AIM:
Transcribe the passage of the interview below word for word, from "RALPH FIENNES: Steven" up to and including "that was it.".

READING TEXT:
○ ○ ○ ○ ○

Here, from the United States Holocaust Memorial Museum, are Ralph Fiennes and Bob Woodward.

BOB WOODWARD: Tell us how you got the part as Nazi Commandant Amon Goeth.

RALPH FIENNES: Steven Spielberg was in London casting for all the roles in the film, and I was asked to meet him, and I met him informally. I had got through the book by Thomas Keneally called Schindler’s Ark. I had read it and I wasn’t sure who I was being seen for, whether it was Schindler or Amon Goeth. And then a few days later I got a page, which was in fact an amalgam of different lines from the screenplay into a speech, and I went to a..., on my own, I went to a recording studio in London and directed myself with a cameraman helping me in the speech. That was my directorial debut. And I sent off the test and then I remember early in the morning I got a call from LA saying, “You’ve got the part.” Which I was ecstatic about, of course. And that was it.

BOB WOODWARD: What did you learn about evil playing that role?

RALPH FIENNES: Well, that it’s every day. Evil is cumulative. It happens. People believe that they’ve got to do a job, they’ve got to take on an ideology, that they’ve got a life to lead; they’ve got to survive, a job to do, it’s every day inch by inch, little compromises, little ways of telling yourself this is how you should lead your life and suddenly then these things can happen. I mean, I could make a judgment myself privately, this is a terrible, evil, horrific man. But the job was to portray the man, the human being. There’s a sort of banality, that everydayness, that I think was important. And it was in the screenplay. In fact, one of the first scenes with Oskar Schindler, with Liam Neeson, was a scene where I’m saying “You don’t understand how hard it is, I have to order so many-so many meters of barbed wire and so many fencing posts and I have to get so many people from A to B.” And, you know, he’s sort of letting off steam about the difficulties of the job. And so I suppose you can step back and that is where the evil is, when you can step back and look at it.

○ ○ ○ ○ ○

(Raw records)
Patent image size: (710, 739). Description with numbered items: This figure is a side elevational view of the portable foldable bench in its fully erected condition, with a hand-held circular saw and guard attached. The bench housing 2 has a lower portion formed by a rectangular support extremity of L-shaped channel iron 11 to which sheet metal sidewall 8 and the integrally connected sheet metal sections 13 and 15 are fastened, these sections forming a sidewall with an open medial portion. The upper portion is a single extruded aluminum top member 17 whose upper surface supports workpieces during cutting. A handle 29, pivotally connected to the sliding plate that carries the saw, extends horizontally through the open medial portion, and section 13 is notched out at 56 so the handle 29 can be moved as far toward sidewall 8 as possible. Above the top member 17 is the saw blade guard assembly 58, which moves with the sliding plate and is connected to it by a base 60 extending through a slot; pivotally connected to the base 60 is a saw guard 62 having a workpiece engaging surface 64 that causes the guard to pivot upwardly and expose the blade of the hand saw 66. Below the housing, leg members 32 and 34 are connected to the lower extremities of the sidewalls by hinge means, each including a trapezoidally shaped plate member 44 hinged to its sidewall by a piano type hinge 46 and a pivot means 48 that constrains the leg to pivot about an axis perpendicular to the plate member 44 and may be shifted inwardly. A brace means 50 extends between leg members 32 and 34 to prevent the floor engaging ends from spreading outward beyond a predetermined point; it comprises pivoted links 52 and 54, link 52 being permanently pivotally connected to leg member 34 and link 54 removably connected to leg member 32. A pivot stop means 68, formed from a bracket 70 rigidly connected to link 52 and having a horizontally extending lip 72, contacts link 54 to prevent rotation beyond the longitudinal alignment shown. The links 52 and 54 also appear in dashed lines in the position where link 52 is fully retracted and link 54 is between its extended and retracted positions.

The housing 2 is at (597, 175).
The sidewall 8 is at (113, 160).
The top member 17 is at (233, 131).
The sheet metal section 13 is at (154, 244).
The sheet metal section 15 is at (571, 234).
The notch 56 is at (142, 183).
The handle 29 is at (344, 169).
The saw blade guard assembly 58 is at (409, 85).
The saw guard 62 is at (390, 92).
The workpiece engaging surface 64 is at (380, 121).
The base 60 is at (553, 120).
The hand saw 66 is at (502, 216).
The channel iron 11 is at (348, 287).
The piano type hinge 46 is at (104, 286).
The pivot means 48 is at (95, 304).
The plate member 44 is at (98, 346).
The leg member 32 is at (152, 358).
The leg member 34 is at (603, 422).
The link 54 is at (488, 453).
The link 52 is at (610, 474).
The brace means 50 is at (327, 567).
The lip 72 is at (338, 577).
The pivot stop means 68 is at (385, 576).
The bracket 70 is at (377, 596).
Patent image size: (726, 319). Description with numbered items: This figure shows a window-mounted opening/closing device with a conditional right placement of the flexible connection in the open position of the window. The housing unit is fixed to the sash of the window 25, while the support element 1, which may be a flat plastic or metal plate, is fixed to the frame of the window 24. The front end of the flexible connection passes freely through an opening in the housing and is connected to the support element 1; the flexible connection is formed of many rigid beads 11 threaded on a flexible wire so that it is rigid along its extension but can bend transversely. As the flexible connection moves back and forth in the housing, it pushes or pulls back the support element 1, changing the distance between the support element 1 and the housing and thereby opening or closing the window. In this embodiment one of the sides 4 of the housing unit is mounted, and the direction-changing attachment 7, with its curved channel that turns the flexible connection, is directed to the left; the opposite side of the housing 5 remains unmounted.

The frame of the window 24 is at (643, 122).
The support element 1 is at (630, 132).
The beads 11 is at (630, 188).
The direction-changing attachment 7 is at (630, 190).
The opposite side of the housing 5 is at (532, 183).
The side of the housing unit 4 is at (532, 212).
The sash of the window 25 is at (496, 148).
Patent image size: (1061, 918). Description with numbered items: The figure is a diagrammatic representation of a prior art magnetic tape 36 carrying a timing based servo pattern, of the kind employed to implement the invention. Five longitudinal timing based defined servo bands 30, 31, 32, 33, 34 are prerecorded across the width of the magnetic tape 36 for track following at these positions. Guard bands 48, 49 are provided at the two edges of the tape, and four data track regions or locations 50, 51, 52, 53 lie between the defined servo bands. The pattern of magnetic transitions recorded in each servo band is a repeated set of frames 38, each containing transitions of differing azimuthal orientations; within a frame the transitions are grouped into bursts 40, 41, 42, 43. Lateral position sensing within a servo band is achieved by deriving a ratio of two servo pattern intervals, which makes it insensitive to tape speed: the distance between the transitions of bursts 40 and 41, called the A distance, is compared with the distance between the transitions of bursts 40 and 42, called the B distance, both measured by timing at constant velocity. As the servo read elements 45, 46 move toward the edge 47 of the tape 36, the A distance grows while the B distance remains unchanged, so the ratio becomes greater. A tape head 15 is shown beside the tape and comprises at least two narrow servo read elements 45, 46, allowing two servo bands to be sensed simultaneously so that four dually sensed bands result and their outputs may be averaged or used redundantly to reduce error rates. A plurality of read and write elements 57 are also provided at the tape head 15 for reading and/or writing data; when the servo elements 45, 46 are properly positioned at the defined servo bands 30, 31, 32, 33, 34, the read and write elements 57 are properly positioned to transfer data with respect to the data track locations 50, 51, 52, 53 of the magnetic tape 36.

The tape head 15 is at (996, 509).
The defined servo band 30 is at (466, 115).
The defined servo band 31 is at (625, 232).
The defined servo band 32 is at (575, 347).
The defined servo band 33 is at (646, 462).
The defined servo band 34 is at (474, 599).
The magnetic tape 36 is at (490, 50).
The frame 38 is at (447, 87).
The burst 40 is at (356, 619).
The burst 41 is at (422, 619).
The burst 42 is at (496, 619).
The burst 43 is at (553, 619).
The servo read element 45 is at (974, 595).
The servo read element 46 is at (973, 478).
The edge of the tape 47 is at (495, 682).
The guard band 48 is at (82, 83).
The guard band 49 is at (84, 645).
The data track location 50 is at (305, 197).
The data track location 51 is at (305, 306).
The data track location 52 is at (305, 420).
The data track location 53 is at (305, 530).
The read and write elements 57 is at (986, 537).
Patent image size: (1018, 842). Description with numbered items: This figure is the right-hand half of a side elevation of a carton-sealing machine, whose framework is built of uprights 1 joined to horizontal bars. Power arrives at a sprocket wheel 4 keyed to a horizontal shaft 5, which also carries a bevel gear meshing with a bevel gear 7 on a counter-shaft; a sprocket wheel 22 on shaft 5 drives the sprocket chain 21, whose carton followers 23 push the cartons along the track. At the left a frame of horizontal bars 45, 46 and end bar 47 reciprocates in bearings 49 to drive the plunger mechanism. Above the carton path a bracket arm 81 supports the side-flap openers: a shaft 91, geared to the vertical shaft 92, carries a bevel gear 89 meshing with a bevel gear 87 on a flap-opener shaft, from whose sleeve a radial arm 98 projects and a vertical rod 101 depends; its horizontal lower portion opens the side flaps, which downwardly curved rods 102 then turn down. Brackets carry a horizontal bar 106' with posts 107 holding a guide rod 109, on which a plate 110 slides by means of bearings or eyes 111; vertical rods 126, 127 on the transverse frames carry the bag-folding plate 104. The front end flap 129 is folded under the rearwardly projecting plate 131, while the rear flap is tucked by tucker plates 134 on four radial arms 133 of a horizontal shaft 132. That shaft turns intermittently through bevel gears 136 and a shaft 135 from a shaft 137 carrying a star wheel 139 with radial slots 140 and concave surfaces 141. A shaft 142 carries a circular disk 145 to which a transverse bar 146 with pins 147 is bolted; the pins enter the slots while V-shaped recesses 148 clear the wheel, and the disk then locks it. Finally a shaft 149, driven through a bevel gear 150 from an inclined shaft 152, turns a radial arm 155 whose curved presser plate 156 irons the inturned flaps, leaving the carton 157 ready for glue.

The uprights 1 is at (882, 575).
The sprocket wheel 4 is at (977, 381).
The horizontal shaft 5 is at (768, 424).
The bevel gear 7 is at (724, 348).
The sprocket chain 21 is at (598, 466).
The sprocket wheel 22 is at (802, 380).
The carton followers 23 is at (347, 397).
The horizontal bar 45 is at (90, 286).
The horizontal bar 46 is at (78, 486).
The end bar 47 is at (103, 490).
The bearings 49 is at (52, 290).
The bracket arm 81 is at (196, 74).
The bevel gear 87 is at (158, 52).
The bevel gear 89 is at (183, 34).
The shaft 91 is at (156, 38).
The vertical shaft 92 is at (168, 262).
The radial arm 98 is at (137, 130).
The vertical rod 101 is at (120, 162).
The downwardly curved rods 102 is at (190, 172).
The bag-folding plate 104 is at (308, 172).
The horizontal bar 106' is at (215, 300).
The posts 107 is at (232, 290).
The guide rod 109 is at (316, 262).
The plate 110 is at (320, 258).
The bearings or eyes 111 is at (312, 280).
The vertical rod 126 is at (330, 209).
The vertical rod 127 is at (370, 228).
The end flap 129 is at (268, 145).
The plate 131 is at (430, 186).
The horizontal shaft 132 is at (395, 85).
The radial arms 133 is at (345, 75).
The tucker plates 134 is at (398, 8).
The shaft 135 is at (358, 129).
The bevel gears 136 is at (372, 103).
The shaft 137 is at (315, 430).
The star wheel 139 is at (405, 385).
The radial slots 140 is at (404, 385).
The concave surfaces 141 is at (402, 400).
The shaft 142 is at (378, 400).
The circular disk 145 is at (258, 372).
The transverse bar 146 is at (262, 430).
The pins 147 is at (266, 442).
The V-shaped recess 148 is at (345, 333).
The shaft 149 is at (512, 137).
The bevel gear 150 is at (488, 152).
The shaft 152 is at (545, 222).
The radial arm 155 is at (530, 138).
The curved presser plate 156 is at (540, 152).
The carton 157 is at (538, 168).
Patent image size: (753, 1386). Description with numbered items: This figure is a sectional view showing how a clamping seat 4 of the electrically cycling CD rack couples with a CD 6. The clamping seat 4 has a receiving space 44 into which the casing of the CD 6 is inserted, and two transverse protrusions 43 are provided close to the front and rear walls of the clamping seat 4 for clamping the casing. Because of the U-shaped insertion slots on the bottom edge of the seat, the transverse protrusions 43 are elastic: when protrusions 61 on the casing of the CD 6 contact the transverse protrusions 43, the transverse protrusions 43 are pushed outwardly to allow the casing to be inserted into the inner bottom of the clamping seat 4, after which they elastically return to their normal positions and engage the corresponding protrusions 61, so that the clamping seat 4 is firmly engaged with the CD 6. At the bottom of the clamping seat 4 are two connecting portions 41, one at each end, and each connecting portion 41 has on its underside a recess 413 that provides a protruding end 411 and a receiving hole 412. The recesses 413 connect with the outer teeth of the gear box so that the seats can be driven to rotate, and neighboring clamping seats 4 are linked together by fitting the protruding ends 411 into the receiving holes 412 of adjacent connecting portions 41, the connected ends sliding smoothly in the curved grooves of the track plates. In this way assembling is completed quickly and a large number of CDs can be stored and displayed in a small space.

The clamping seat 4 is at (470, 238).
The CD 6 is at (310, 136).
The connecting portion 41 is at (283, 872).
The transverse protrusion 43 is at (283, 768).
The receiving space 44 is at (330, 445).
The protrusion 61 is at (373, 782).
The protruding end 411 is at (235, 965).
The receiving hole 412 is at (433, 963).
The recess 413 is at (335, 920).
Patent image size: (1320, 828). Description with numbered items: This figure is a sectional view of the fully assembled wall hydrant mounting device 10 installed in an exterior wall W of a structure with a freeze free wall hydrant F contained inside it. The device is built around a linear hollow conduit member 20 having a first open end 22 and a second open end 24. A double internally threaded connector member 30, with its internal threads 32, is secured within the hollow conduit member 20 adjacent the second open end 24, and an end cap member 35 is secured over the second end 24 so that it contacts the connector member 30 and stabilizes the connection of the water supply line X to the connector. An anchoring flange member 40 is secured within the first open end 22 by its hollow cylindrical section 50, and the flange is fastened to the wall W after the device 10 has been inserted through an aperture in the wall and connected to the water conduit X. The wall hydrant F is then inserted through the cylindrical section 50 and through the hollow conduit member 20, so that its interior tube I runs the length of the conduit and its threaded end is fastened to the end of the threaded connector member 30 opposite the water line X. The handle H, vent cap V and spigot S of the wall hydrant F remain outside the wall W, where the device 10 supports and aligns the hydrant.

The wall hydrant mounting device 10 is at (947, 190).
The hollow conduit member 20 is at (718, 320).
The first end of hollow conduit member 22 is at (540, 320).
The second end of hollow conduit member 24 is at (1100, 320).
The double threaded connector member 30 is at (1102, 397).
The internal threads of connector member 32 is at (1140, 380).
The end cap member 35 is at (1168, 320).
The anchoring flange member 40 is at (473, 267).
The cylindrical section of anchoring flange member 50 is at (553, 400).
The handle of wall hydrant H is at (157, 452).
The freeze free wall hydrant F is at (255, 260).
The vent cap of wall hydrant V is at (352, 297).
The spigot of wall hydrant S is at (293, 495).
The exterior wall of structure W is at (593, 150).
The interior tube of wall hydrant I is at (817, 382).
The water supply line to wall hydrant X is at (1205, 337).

○ ○ ○ ○ ○

FULL SOLUTION:
RALPH FIENNES: Steven Spielberg was in London casting for all the roles in the film, and I was asked to meet him, and I met him informally. I had got through the book by Thomas Keneally called Schindler’s Ark. I had read it and I wasn’t sure who I was being seen for, whether it was Schindler or Amon Goeth. And then a few days later I got a page, which was in fact an amalgam of different lines from the screenplay into a speech, and I went to a..., on my own, I went to a recording studio in London and directed myself with a cameraman helping me in the speech. That was my directorial debut. And I sent off the test and then I remember early in the morning I got a call from LA saying, “You’ve got the part.” Which I was ecstatic about, of course. And that was it.